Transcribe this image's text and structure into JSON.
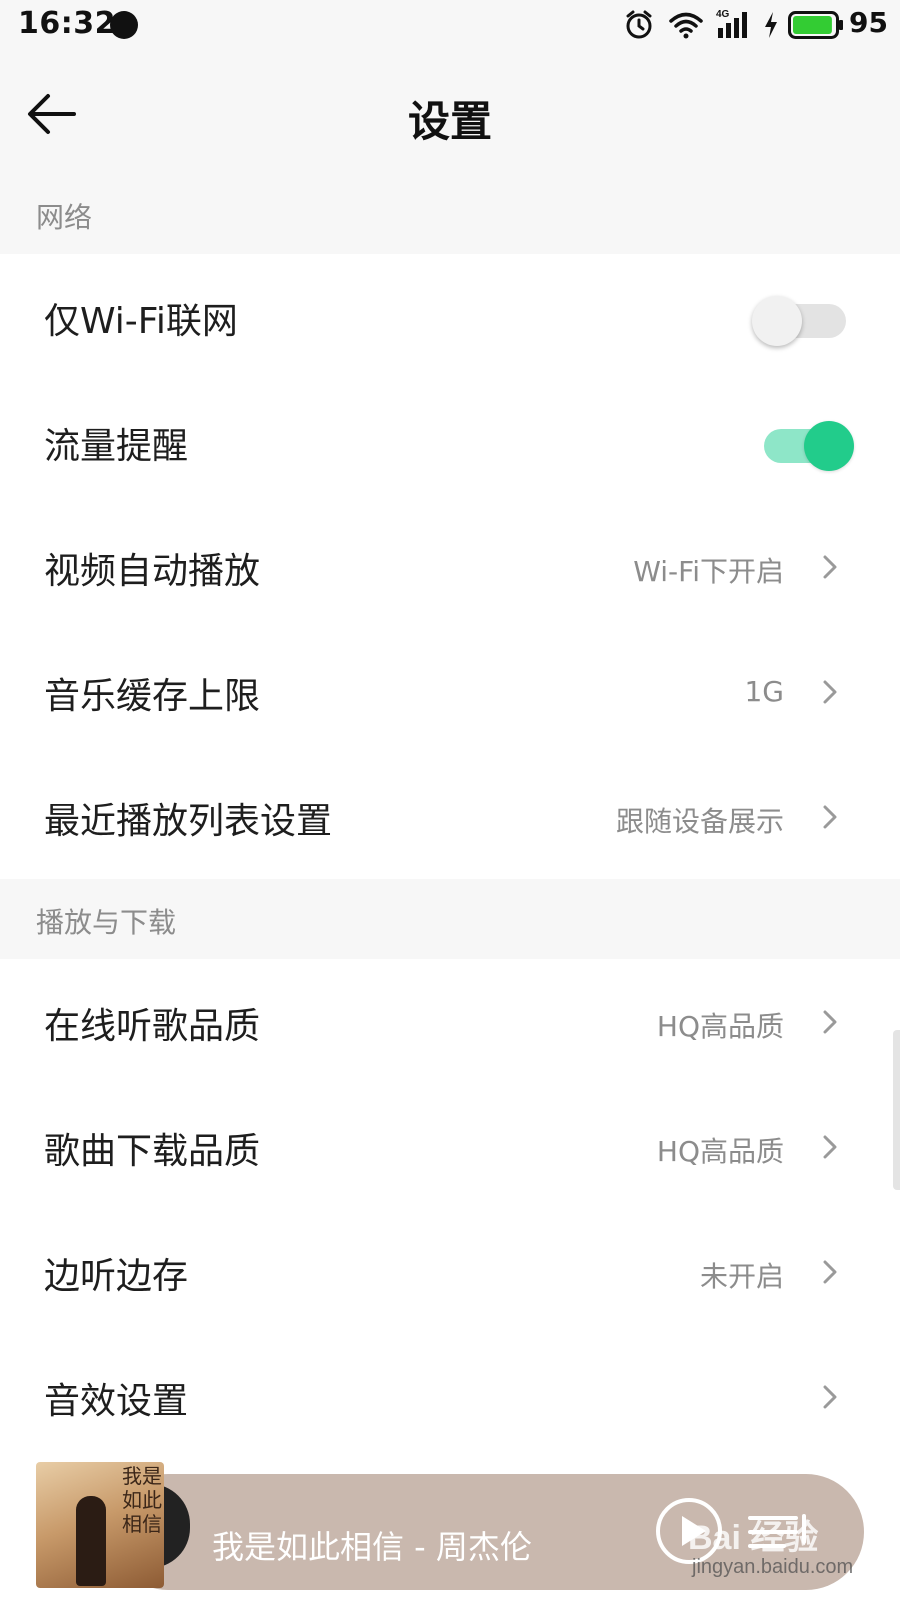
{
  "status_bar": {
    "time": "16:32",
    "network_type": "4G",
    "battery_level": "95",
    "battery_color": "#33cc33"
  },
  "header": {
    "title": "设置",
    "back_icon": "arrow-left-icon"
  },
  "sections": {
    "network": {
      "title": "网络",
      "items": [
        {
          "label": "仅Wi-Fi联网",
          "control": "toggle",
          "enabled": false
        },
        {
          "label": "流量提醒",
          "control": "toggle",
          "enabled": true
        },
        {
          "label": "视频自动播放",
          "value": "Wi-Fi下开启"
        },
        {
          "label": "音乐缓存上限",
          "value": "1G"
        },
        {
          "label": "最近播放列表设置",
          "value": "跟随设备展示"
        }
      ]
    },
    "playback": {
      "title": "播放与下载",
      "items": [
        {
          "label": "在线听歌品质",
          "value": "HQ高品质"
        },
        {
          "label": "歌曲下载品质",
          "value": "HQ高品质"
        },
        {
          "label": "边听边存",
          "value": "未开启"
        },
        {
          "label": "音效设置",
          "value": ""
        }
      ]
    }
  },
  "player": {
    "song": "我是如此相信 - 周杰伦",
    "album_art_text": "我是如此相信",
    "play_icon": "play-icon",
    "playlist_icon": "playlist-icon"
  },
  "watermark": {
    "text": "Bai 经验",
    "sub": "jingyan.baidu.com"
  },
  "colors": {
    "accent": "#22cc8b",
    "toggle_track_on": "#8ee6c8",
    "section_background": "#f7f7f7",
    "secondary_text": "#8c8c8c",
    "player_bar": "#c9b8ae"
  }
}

---

Take the entries shown above and quote them verbatim, passing over the pictures.

Transcribe this image's text and structure into JSON.
{
  "status_bar": {
    "time": "16:32",
    "network_type": "4G",
    "battery_level": "95",
    "battery_color": "#33cc33"
  },
  "header": {
    "title": "设置",
    "back_icon": "arrow-left-icon"
  },
  "sections": {
    "network": {
      "title": "网络",
      "items": [
        {
          "label": "仅Wi-Fi联网",
          "control": "toggle",
          "enabled": false
        },
        {
          "label": "流量提醒",
          "control": "toggle",
          "enabled": true
        },
        {
          "label": "视频自动播放",
          "value": "Wi-Fi下开启"
        },
        {
          "label": "音乐缓存上限",
          "value": "1G"
        },
        {
          "label": "最近播放列表设置",
          "value": "跟随设备展示"
        }
      ]
    },
    "playback": {
      "title": "播放与下载",
      "items": [
        {
          "label": "在线听歌品质",
          "value": "HQ高品质"
        },
        {
          "label": "歌曲下载品质",
          "value": "HQ高品质"
        },
        {
          "label": "边听边存",
          "value": "未开启"
        },
        {
          "label": "音效设置",
          "value": ""
        }
      ]
    }
  },
  "player": {
    "song": "我是如此相信 - 周杰伦",
    "album_art_text": "我是如此相信",
    "play_icon": "play-icon",
    "playlist_icon": "playlist-icon"
  },
  "watermark": {
    "text": "Bai 经验",
    "sub": "jingyan.baidu.com"
  },
  "colors": {
    "accent": "#22cc8b",
    "toggle_track_on": "#8ee6c8",
    "section_background": "#f7f7f7",
    "secondary_text": "#8c8c8c",
    "player_bar": "#c9b8ae"
  }
}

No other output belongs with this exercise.